= STATED PROBLEM =
Records follow. Pull out every line that contains "text".
◇ ◇ ◇ ◇ ◇
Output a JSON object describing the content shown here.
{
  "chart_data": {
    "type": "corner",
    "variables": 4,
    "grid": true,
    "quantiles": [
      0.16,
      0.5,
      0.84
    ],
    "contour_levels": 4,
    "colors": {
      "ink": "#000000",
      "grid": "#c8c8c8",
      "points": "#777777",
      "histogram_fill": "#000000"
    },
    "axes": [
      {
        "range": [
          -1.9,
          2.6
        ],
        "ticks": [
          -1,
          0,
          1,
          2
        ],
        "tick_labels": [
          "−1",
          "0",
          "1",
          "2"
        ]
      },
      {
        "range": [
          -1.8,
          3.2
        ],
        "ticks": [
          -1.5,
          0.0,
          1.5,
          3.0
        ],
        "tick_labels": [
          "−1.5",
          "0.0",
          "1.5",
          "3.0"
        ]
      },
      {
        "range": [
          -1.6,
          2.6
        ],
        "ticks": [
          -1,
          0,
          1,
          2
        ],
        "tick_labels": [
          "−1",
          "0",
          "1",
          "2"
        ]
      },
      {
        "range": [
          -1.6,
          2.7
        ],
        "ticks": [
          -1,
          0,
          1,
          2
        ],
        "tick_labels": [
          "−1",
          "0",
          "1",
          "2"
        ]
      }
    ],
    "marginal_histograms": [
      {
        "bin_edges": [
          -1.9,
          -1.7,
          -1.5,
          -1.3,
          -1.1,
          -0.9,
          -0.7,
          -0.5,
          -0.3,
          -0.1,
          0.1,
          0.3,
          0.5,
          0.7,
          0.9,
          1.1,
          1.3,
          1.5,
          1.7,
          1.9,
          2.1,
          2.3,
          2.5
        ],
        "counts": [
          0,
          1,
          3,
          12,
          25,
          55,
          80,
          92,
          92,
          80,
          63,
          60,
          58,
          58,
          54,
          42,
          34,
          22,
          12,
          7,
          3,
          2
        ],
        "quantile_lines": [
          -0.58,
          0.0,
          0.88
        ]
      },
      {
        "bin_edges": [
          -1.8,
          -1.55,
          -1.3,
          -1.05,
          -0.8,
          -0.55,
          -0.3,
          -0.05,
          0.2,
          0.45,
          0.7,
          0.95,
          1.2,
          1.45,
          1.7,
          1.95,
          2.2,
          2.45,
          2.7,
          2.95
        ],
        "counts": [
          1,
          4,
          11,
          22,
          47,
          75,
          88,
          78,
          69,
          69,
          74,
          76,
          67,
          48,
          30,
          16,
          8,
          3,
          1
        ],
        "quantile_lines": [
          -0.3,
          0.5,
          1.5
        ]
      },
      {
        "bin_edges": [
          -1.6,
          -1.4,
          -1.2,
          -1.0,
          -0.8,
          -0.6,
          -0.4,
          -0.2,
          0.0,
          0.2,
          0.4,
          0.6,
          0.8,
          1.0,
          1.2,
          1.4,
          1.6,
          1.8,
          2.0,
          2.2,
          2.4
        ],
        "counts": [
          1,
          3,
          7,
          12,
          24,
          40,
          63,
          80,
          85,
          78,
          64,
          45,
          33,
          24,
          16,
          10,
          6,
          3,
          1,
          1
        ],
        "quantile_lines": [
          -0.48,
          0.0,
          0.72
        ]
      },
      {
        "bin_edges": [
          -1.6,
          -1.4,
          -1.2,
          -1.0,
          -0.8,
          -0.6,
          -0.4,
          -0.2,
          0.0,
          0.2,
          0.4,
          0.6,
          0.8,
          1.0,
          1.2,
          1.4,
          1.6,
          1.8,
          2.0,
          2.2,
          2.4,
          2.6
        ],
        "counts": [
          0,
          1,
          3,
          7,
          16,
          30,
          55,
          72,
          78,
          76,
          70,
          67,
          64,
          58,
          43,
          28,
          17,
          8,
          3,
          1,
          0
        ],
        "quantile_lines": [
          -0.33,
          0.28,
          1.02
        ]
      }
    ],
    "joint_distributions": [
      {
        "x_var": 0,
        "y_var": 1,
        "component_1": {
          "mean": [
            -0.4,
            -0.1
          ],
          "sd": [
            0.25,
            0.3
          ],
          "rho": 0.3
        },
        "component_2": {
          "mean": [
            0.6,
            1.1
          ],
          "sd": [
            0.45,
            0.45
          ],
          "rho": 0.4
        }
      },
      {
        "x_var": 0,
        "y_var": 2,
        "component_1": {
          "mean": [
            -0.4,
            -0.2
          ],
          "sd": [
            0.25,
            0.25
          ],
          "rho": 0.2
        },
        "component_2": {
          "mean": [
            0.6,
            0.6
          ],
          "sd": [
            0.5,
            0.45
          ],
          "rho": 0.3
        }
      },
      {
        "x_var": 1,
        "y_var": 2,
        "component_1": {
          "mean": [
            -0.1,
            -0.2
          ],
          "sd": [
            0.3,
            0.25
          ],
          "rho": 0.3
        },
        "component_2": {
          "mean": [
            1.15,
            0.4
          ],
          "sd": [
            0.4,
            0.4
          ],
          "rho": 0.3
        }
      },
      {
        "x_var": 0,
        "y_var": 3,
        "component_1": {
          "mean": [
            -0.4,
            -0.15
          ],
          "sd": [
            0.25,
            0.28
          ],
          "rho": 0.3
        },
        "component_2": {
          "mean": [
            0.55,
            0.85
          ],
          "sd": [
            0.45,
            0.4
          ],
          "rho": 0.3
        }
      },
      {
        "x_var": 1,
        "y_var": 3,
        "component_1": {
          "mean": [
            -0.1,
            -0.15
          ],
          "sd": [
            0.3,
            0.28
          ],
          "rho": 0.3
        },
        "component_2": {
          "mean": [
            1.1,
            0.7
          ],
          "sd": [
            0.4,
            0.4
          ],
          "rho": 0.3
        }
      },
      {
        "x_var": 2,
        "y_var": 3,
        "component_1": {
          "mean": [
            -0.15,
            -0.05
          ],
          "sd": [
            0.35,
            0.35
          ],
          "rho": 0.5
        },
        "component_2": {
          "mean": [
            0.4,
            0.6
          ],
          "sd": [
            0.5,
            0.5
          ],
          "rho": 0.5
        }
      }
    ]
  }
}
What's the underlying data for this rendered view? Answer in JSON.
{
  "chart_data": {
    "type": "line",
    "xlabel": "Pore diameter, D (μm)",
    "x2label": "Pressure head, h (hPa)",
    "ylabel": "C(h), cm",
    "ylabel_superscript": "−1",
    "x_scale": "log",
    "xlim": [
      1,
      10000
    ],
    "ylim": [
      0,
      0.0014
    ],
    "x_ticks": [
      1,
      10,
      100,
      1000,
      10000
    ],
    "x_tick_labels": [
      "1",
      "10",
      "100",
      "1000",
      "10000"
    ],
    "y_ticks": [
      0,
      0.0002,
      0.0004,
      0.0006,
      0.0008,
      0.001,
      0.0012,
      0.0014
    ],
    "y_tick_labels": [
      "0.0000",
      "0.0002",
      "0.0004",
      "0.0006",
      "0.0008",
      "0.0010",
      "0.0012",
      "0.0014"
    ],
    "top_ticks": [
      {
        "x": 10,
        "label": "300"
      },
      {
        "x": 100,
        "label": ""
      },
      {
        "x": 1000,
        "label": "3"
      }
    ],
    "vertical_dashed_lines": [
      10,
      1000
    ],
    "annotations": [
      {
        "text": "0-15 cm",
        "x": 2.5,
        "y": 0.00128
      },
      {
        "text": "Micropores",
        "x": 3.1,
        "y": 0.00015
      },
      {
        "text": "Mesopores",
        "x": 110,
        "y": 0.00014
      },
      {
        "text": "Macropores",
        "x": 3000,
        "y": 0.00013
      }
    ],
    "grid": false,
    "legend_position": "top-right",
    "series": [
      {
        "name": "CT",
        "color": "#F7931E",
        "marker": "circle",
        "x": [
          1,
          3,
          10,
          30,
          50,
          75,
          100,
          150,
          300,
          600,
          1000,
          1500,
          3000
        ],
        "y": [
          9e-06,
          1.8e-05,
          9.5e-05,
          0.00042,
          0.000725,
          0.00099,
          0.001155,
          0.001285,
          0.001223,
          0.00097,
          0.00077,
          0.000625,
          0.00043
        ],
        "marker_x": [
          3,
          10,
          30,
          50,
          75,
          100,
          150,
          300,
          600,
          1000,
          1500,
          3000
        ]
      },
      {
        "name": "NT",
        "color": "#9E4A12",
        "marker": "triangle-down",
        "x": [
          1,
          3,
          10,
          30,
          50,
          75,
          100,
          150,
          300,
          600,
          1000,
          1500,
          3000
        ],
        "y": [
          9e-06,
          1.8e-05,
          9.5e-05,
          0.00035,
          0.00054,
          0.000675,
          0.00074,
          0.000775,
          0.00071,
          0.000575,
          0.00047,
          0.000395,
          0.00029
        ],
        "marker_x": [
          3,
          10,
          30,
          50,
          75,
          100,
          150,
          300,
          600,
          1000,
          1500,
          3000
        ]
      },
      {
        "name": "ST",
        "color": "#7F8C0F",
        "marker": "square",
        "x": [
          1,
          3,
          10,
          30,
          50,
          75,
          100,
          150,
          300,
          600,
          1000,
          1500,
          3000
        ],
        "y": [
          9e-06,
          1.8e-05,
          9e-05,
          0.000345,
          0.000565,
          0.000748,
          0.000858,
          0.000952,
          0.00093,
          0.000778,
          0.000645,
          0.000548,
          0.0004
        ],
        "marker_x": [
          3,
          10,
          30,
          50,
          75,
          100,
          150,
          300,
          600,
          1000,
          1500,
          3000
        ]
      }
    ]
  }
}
◇ ◇ ◇ ◇ ◇
= EXERCISE RESULT =
        "text": "0-15 cm",
        "text": "Micropores",
        "text": "Mesopores",
        "text": "Macropores",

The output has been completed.